→ To be done: From the listing below, pick out each line with the word "frac".
= = = =
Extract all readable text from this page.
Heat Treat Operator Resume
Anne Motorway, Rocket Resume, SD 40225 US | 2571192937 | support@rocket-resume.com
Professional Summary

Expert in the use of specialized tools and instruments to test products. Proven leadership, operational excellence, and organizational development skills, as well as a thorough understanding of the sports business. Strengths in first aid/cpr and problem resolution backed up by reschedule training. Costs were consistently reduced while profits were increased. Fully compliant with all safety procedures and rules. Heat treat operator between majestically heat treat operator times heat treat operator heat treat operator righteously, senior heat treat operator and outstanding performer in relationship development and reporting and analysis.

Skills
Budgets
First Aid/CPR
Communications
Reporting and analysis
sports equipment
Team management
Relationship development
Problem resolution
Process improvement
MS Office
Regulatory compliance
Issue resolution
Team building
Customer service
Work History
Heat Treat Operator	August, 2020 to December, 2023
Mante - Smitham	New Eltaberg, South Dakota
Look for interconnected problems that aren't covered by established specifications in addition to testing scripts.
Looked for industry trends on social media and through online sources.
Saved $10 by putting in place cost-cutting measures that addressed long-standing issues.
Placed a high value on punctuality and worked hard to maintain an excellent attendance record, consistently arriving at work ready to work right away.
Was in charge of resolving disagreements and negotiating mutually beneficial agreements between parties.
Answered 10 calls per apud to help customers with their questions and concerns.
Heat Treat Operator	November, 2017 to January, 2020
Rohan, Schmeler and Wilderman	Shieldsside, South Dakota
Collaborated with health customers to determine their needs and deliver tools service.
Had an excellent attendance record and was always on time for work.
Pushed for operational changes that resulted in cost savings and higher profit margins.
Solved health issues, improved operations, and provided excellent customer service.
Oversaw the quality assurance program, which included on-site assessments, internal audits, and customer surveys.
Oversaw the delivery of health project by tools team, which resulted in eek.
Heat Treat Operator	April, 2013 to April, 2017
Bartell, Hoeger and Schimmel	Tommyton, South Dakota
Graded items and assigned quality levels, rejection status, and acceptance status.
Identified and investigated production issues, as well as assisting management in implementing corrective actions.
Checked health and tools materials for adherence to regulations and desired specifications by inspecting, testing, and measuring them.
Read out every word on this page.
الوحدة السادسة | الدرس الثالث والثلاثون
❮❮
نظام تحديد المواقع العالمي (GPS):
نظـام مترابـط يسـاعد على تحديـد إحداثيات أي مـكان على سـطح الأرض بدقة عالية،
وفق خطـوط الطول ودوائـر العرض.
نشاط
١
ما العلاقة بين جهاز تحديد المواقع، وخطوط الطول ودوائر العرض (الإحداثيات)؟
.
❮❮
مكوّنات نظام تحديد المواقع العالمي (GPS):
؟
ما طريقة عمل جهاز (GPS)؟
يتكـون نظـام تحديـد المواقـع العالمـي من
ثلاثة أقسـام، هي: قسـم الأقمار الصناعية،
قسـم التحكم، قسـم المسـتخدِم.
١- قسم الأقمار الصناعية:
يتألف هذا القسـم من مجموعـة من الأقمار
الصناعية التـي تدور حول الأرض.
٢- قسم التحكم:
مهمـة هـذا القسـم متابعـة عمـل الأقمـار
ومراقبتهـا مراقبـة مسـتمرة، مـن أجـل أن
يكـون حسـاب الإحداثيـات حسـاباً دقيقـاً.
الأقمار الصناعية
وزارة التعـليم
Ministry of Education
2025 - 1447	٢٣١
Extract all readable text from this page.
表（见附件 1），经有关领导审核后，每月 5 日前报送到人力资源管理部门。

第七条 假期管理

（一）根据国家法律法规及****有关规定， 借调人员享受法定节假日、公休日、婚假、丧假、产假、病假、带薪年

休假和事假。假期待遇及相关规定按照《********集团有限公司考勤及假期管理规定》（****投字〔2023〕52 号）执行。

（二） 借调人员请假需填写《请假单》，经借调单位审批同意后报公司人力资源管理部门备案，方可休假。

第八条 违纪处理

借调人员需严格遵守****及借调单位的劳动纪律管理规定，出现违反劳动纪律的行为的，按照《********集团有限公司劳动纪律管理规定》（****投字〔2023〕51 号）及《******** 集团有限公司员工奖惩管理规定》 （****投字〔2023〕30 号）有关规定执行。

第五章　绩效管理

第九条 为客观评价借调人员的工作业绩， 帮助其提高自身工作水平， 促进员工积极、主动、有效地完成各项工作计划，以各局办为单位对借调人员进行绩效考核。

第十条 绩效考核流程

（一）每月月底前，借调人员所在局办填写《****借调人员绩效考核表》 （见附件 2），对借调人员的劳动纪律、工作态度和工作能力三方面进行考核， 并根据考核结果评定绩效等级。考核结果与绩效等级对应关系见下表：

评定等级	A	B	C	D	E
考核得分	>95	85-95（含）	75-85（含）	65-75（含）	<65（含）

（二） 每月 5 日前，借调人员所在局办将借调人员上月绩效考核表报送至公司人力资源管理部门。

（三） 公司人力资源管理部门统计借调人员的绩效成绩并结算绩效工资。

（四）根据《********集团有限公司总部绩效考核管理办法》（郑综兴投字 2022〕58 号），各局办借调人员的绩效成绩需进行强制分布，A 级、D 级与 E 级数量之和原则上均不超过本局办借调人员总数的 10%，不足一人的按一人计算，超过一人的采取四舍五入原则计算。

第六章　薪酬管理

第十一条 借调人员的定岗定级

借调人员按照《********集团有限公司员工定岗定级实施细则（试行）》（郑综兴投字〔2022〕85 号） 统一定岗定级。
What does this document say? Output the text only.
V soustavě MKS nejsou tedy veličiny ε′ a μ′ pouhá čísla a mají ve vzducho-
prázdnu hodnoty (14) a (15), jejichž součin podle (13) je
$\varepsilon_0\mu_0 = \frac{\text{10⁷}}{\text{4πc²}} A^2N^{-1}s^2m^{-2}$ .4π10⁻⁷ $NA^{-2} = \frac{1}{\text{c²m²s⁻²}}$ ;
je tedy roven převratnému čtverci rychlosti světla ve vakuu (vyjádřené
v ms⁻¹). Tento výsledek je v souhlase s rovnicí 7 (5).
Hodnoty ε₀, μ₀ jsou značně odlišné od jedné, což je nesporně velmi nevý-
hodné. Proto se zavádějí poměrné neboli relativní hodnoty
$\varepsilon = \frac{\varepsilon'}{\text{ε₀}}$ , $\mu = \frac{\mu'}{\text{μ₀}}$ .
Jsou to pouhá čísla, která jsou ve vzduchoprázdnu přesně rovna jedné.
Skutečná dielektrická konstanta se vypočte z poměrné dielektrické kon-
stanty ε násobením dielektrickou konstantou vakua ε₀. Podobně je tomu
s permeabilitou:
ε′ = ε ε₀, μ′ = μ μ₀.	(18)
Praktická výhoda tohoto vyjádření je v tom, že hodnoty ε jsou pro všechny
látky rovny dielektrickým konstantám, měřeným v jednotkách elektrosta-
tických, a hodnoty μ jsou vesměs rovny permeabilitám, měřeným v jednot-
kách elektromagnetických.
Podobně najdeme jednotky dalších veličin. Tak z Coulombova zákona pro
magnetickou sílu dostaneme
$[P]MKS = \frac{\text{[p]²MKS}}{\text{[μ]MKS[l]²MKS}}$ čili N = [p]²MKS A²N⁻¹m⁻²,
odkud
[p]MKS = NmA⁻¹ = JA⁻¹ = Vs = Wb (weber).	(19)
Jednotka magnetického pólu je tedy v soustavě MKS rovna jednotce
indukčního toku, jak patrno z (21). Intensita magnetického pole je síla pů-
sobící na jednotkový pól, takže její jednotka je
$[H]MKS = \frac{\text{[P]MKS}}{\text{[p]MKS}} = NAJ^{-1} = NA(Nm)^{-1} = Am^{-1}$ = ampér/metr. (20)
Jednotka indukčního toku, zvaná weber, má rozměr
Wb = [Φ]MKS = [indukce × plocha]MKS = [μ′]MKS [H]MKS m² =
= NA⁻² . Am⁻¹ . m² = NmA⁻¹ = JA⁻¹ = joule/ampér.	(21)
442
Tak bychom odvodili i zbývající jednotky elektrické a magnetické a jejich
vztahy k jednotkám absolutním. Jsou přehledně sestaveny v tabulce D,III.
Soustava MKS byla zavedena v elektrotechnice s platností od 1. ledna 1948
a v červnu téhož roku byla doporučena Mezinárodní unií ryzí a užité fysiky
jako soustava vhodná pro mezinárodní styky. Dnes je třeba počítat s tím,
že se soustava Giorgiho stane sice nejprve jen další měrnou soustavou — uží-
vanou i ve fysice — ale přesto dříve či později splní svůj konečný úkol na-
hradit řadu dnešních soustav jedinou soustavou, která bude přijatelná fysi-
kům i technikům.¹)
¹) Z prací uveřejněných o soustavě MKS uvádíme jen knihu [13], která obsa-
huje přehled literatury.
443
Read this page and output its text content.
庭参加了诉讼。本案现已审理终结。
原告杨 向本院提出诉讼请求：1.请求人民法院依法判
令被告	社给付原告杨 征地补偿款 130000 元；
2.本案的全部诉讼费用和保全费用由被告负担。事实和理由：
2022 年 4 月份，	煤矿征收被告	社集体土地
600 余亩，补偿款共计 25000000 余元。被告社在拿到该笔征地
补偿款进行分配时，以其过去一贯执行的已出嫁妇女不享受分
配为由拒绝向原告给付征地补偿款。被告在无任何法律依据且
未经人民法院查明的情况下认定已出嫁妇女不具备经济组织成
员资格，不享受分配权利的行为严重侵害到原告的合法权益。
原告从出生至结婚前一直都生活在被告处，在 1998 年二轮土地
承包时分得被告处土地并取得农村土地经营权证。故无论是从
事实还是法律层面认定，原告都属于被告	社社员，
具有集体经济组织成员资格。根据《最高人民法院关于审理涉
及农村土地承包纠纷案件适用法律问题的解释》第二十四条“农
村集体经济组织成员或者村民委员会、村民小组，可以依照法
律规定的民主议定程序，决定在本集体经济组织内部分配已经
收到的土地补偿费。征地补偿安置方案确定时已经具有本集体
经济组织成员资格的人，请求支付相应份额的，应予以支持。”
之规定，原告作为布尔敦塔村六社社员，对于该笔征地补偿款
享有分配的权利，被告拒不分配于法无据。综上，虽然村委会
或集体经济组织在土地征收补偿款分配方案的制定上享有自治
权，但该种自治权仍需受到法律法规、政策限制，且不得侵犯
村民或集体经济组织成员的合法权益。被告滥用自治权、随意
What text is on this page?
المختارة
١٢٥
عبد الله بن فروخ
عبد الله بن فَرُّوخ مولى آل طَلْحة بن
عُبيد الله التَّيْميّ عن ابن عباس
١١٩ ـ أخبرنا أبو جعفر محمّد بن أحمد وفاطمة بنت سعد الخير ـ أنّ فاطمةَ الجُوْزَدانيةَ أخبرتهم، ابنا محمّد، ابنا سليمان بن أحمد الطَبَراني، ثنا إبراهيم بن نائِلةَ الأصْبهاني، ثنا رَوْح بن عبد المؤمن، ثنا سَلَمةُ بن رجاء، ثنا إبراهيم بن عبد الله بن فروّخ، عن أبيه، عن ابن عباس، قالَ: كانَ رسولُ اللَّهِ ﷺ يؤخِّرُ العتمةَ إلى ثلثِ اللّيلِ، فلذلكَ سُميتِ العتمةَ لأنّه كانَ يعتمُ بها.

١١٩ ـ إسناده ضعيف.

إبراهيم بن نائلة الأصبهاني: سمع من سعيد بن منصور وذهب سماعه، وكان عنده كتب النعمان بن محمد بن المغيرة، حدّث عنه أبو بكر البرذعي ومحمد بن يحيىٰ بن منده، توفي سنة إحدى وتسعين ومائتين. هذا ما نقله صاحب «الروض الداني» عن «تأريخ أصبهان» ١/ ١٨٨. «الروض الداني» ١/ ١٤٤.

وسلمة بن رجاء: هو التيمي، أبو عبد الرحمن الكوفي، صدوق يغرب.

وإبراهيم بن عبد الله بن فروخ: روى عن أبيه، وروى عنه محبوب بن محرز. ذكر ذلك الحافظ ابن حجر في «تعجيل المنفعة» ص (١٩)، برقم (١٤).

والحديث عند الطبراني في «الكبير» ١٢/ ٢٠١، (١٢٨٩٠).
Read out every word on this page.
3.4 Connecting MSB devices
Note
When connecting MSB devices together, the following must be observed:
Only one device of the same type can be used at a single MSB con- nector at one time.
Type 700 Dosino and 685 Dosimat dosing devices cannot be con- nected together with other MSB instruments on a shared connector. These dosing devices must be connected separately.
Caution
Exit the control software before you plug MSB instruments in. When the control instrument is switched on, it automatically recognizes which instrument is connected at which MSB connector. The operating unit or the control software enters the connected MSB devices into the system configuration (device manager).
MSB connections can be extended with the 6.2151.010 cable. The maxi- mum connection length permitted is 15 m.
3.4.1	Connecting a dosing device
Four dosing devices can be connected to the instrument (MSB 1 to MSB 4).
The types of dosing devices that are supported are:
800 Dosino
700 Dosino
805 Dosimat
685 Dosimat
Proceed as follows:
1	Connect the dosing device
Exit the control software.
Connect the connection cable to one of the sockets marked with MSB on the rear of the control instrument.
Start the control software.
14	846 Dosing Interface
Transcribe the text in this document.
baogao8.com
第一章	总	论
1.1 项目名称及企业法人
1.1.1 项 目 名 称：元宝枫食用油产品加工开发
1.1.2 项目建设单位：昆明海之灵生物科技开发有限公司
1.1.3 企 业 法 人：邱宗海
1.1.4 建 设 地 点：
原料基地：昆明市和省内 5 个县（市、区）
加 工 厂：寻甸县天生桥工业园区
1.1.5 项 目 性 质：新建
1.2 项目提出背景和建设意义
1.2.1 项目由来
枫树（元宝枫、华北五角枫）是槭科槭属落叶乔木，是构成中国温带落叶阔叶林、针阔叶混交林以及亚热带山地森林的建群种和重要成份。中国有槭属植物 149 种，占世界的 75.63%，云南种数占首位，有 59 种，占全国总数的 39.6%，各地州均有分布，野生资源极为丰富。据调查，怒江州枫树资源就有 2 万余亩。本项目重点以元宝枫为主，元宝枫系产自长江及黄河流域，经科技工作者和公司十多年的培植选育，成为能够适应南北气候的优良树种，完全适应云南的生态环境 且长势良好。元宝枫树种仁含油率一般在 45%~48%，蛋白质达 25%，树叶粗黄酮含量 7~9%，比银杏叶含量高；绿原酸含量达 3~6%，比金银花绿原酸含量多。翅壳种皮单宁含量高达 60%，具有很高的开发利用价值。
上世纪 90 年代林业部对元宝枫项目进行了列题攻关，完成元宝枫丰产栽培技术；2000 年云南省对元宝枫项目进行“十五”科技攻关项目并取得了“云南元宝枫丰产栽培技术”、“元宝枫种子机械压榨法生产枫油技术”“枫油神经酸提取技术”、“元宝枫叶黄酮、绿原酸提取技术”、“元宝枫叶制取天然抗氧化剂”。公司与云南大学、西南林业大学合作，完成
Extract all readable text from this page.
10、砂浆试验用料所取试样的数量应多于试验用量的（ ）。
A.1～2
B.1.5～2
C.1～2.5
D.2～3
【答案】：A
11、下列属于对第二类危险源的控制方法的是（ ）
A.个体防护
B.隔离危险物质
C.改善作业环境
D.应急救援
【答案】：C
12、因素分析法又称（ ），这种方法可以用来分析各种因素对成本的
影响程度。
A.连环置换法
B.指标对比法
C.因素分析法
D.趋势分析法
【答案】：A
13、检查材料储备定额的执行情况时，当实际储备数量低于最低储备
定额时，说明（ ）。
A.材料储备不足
= = = =
→ Exercise result:
$\varepsilon_0\mu_0 = \frac{\text{10⁷}}{\text{4πc²}} A^2N^{-1}s^2m^{-2}$ .4π10⁻⁷ $NA^{-2} = \frac{1}{\text{c²m²s⁻²}}$ ;
$\varepsilon = \frac{\varepsilon'}{\text{ε₀}}$ , $\mu = \frac{\mu'}{\text{μ₀}}$ .
$[P]MKS = \frac{\text{[p]²MKS}}{\text{[μ]MKS[l]²MKS}}$ čili N = [p]²MKS A²N⁻¹m⁻²,
$[H]MKS = \frac{\text{[P]MKS}}{\text{[p]MKS}} = NAJ^{-1} = NA(Nm)^{-1} = Am^{-1}$ = ampér/metr. (20)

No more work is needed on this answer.